Supplied information >>
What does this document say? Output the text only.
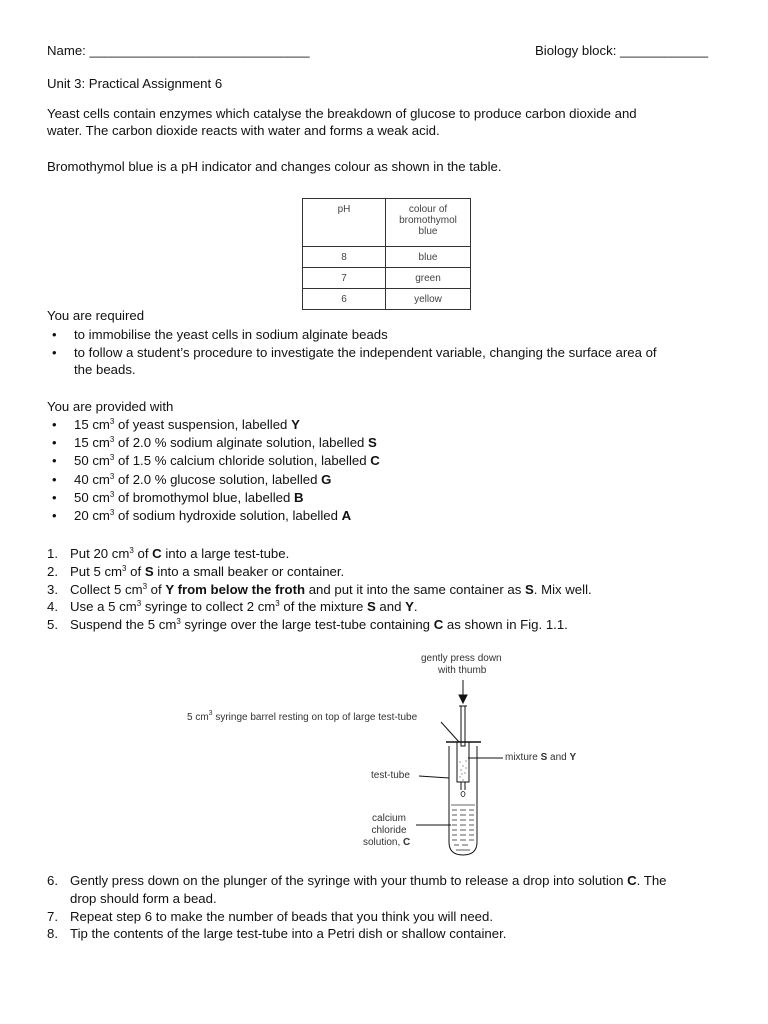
Name: ______________________________	Biology block: ____________
Unit 3: Practical Assignment 6
Yeast cells contain enzymes which catalyse the breakdown of glucose to produce carbon dioxide and
water. The carbon dioxide reacts with water and forms a weak acid.
Bromothymol blue is a pH indicator and changes colour as shown in the table.
pH	colour of
bromothymol
blue

8	blue
7	green
6	yellow
You are required
• to immobilise the yeast cells in sodium alginate beads
• to follow a student’s procedure to investigate the independent variable, changing the surface area of
the beads.
You are provided with
• 15 $cm^3$ of yeast suspension, labelled Y
• 15 $cm^3$ of 2.0 % sodium alginate solution, labelled S
• 50 $cm^3$ of 1.5 % calcium chloride solution, labelled C
• 40 $cm^3$ of 2.0 % glucose solution, labelled G
• 50 $cm^3$ of bromothymol blue, labelled B
• 20 $cm^3$ of sodium hydroxide solution, labelled A
1. Put 20 $cm^3$ of C into a large test-tube.
2. Put 5 $cm^3$ of S into a small beaker or container.
3. Collect 5 $cm^3$ of Y from below the froth and put it into the same container as S. Mix well.
4. Use a 5 $cm^3$ syringe to collect 2 $cm^3$ of the mixture S and Y.
5. Suspend the 5 $cm^3$ syringe over the large test-tube containing C as shown in Fig. 1.1.
gently press down
with thumb
5 $cm^3$ syringe barrel resting on top of large test-tube
mixture S and Y
test-tube
calcium
chloride
solution, C
6. Gently press down on the plunger of the syringe with your thumb to release a drop into solution C. The
drop should form a bead.
7. Repeat step 6 to make the number of beads that you think you will need.
8. Tip the contents of the large test-tube into a Petri dish or shallow container.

Your objective >>
With "drop" as the search string, filter the records and return each line that has it.

Output below >>
6. Gently press down on the plunger of the syringe with your thumb to release a drop into solution C. The
drop should form a bead.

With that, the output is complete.